* BEGIN Records shown *

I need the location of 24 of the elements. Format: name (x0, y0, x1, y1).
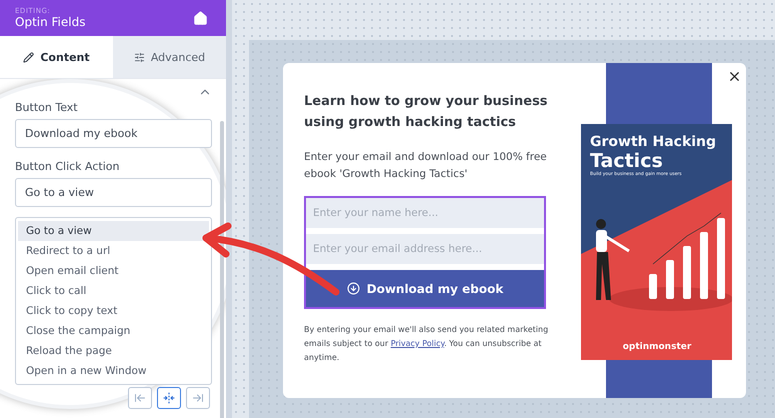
click-action-select[interactable]: Go to a view (15, 178, 212, 207)
button-text-field[interactable]: Download my ebook (15, 119, 212, 148)
dropdown-option[interactable]: Go to a view (18, 221, 209, 241)
dropdown-option[interactable]: Close the campaign (18, 321, 209, 341)
popup-heading: Learn how to grow your business using growth hacking tactics (304, 93, 549, 132)
field-label: Button Text (15, 101, 79, 114)
download-button[interactable]: Download my ebook (306, 270, 544, 307)
name-field[interactable]: Enter your name here... (306, 198, 544, 228)
dropdown-option[interactable]: Open in a new Window (18, 361, 209, 381)
field-label: Button Click Action (15, 160, 120, 173)
book-title: Tactics (590, 150, 664, 172)
email-field[interactable]: Enter your email address here... (306, 234, 544, 264)
tab[interactable]: Advanced (113, 36, 226, 78)
dropdown-option[interactable]: Click to copy text (18, 301, 209, 321)
book-logo: optinmonster (622, 342, 692, 352)
dropdown-option[interactable]: Click to call (18, 281, 209, 301)
book-title: Growth Hacking (590, 134, 718, 150)
panel-title: Optin Fields (15, 15, 86, 29)
popup-text: Enter your email and download our 100% free ebook 'Growth Hacking Tactics' (304, 150, 548, 182)
disclaimer-text: By entering your email we'll also send you related marketing emails subject to our Privacy Policy. You can unsubscribe at anytime. (304, 324, 550, 364)
dropdown-option[interactable]: Open email client (18, 261, 209, 281)
dropdown-option[interactable]: Redirect to a url (18, 241, 209, 261)
dropdown-option[interactable]: Reload the page (18, 341, 209, 361)
privacy-policy-link[interactable]: Privacy Policy (390, 339, 444, 348)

* END Records shown *

Collect every line of the records above that contains the string "popup", copying each line in full.

▶ Solution for this task:
popup-heading: Learn how to grow your business using growth hacking tactics (304, 93, 549, 132)
popup-text: Enter your email and download our 100% free ebook 'Growth Hacking Tactics' (304, 150, 548, 182)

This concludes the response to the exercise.